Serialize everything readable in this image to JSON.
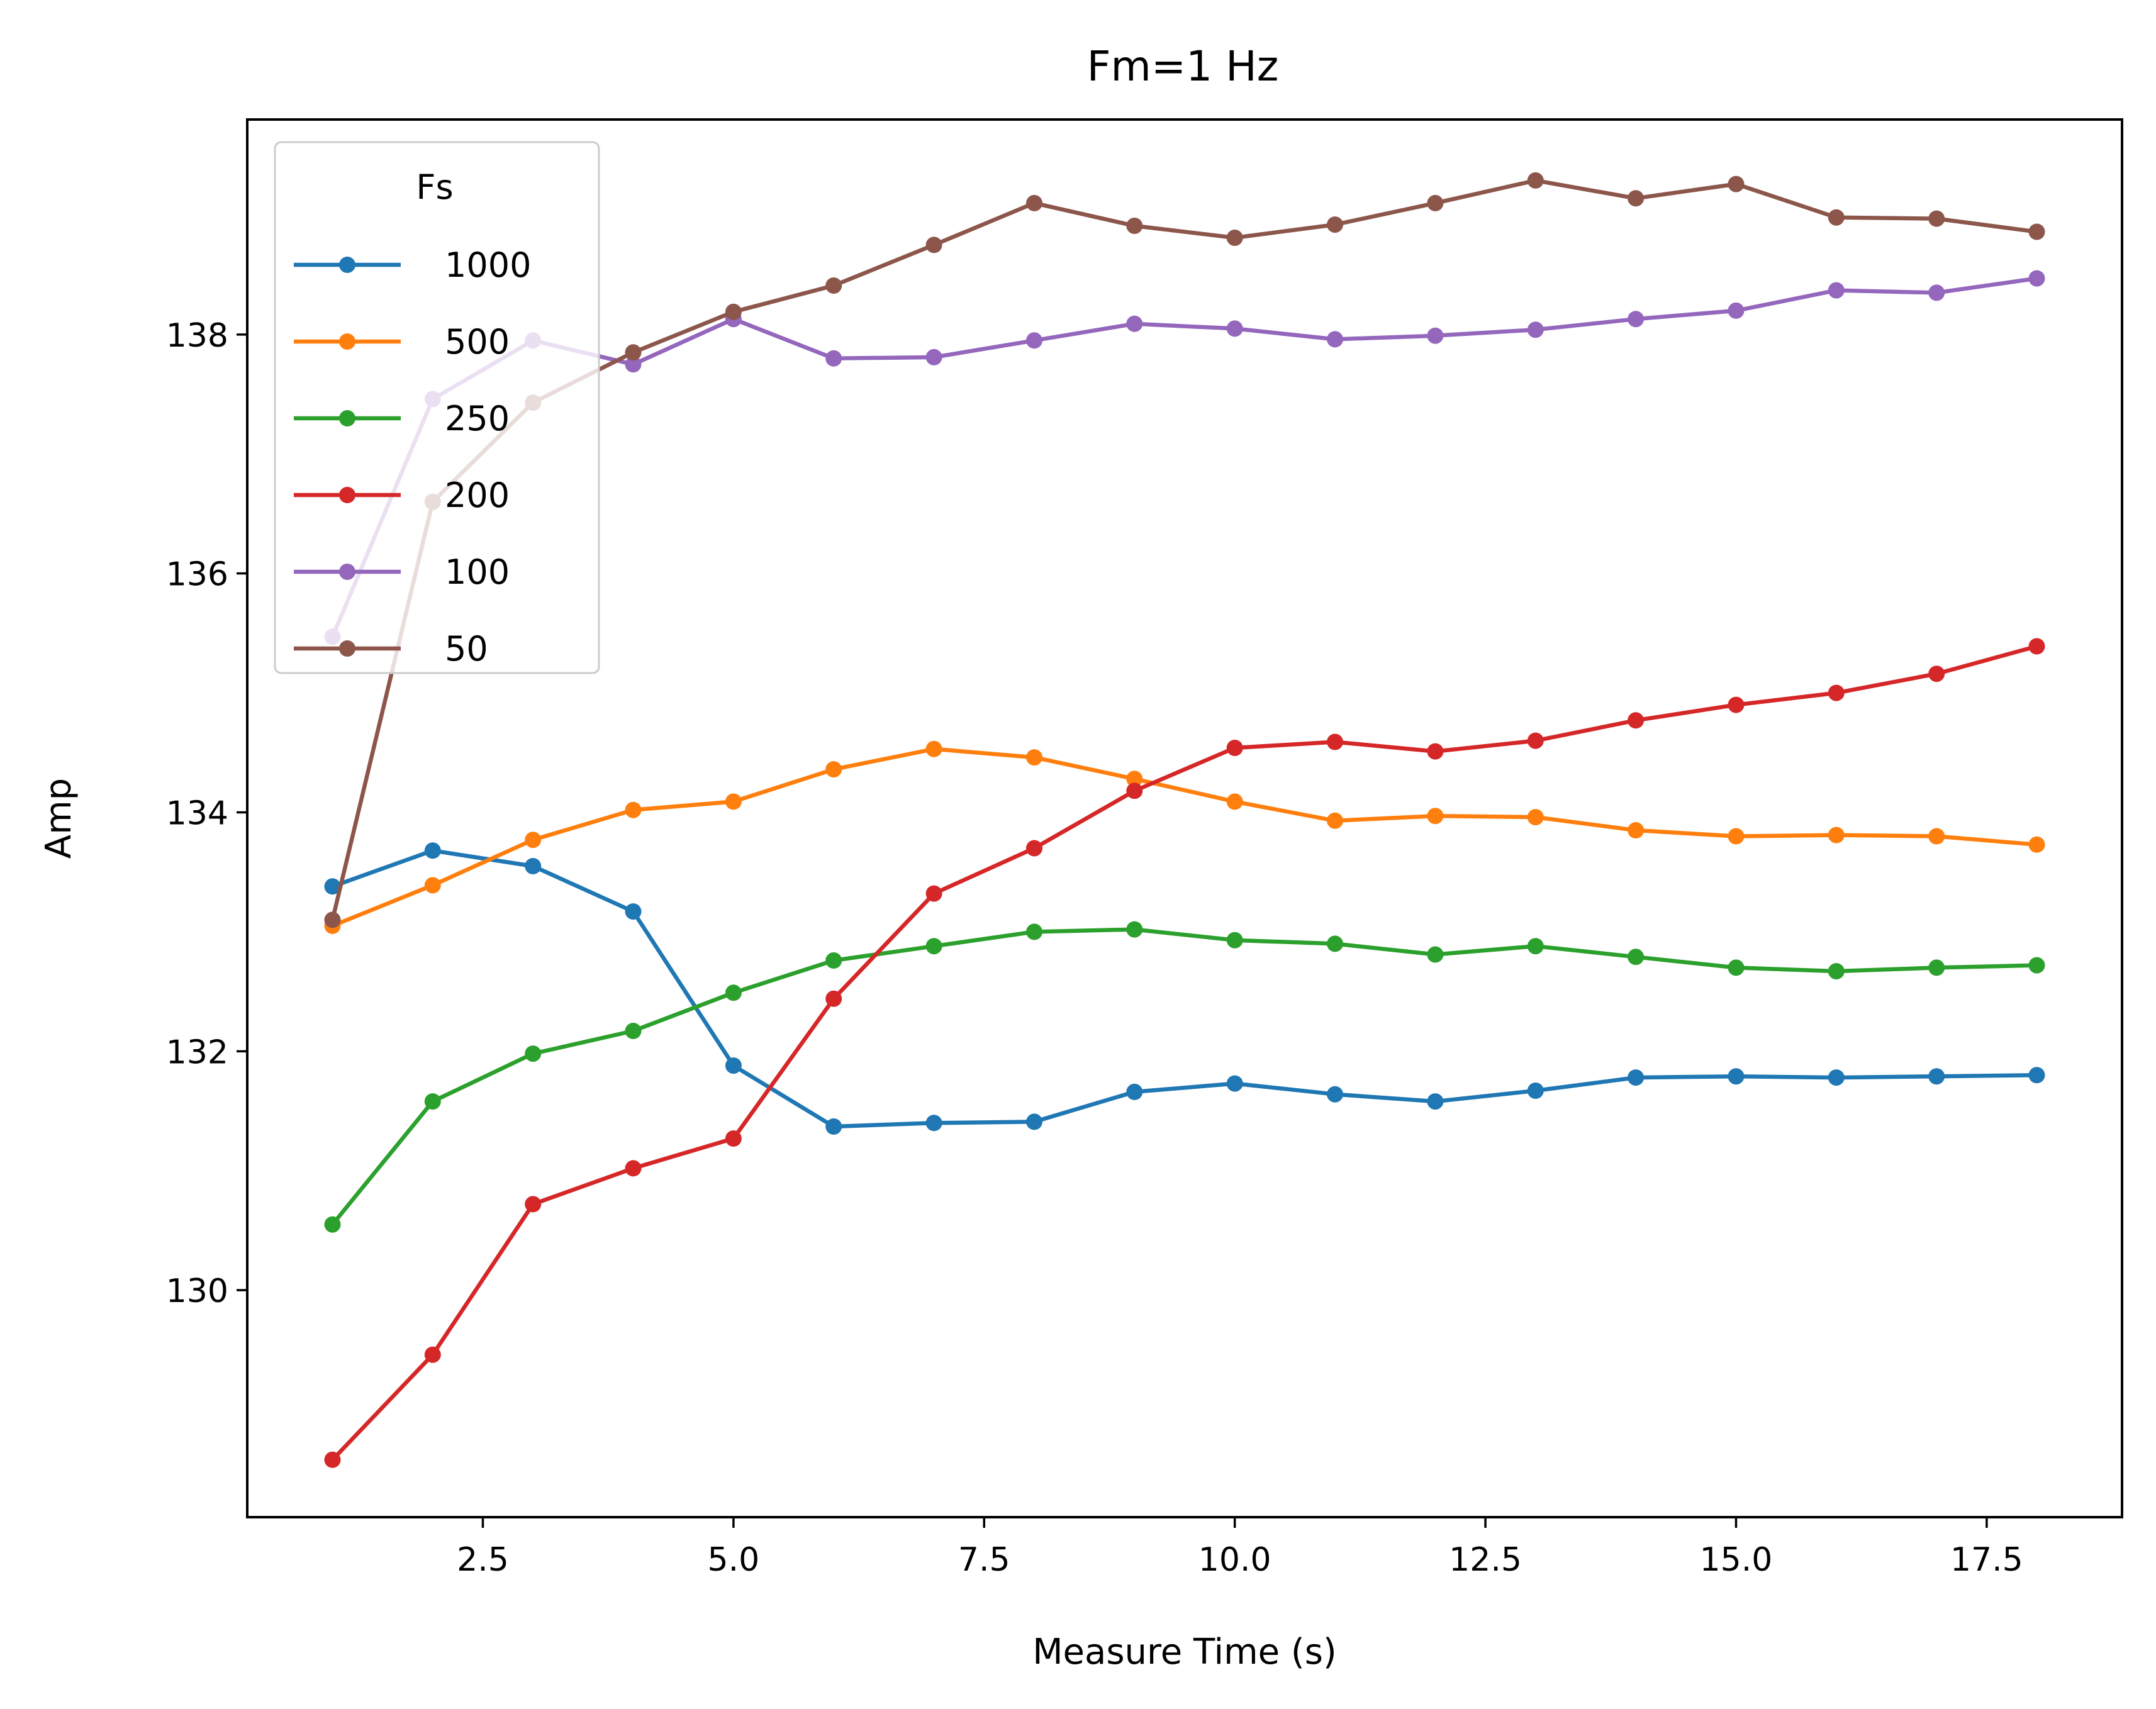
{
  "chart_data": {
    "type": "line",
    "title": "Fm=1 Hz",
    "xlabel": "Measure Time (s)",
    "ylabel": "Amp",
    "xlim": [
      0.15,
      18.85
    ],
    "ylim": [
      128.1,
      139.8
    ],
    "xticks": [
      2.5,
      5.0,
      7.5,
      10.0,
      12.5,
      15.0,
      17.5
    ],
    "xtick_labels": [
      "2.5",
      "5.0",
      "7.5",
      "10.0",
      "12.5",
      "15.0",
      "17.5"
    ],
    "yticks": [
      130,
      132,
      134,
      136,
      138
    ],
    "ytick_labels": [
      "130",
      "132",
      "134",
      "136",
      "138"
    ],
    "grid": false,
    "legend": {
      "title": "Fs",
      "placement": "upper-left"
    },
    "x": [
      1,
      2,
      3,
      4,
      5,
      6,
      7,
      8,
      9,
      10,
      11,
      12,
      13,
      14,
      15,
      16,
      17,
      18
    ],
    "series": [
      {
        "name": "1000",
        "color": "#1f77b4",
        "values": [
          133.38,
          133.68,
          133.55,
          133.17,
          131.88,
          131.37,
          131.4,
          131.41,
          131.66,
          131.73,
          131.64,
          131.58,
          131.67,
          131.78,
          131.79,
          131.78,
          131.79,
          131.8
        ]
      },
      {
        "name": "500",
        "color": "#ff7f0e",
        "values": [
          133.05,
          133.39,
          133.77,
          134.02,
          134.09,
          134.36,
          134.53,
          134.46,
          134.28,
          134.09,
          133.93,
          133.97,
          133.96,
          133.85,
          133.8,
          133.81,
          133.8,
          133.73
        ]
      },
      {
        "name": "250",
        "color": "#2ca02c",
        "values": [
          130.55,
          131.58,
          131.98,
          132.17,
          132.49,
          132.76,
          132.88,
          133.0,
          133.02,
          132.93,
          132.9,
          132.81,
          132.88,
          132.79,
          132.7,
          132.67,
          132.7,
          132.72
        ]
      },
      {
        "name": "200",
        "color": "#d62728",
        "values": [
          128.58,
          129.46,
          130.72,
          131.02,
          131.27,
          132.44,
          133.32,
          133.7,
          134.18,
          134.54,
          134.59,
          134.51,
          134.6,
          134.77,
          134.9,
          135.0,
          135.16,
          135.39
        ]
      },
      {
        "name": "100",
        "color": "#9467bd",
        "values": [
          135.47,
          137.46,
          137.95,
          137.75,
          138.13,
          137.8,
          137.81,
          137.95,
          138.09,
          138.05,
          137.96,
          137.99,
          138.04,
          138.13,
          138.2,
          138.37,
          138.35,
          138.47
        ]
      },
      {
        "name": "50",
        "color": "#8c564b",
        "values": [
          133.1,
          136.6,
          137.43,
          137.85,
          138.19,
          138.41,
          138.75,
          139.1,
          138.91,
          138.81,
          138.92,
          139.1,
          139.29,
          139.14,
          139.26,
          138.98,
          138.97,
          138.86
        ]
      }
    ]
  }
}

◆ **Task to carry out**:
Identify every line above with the string "name" in it. Copy those lines.

◆ **Complete output**:
        "name": "1000",
        "name": "500",
        "name": "250",
        "name": "200",
        "name": "100",
        "name": "50",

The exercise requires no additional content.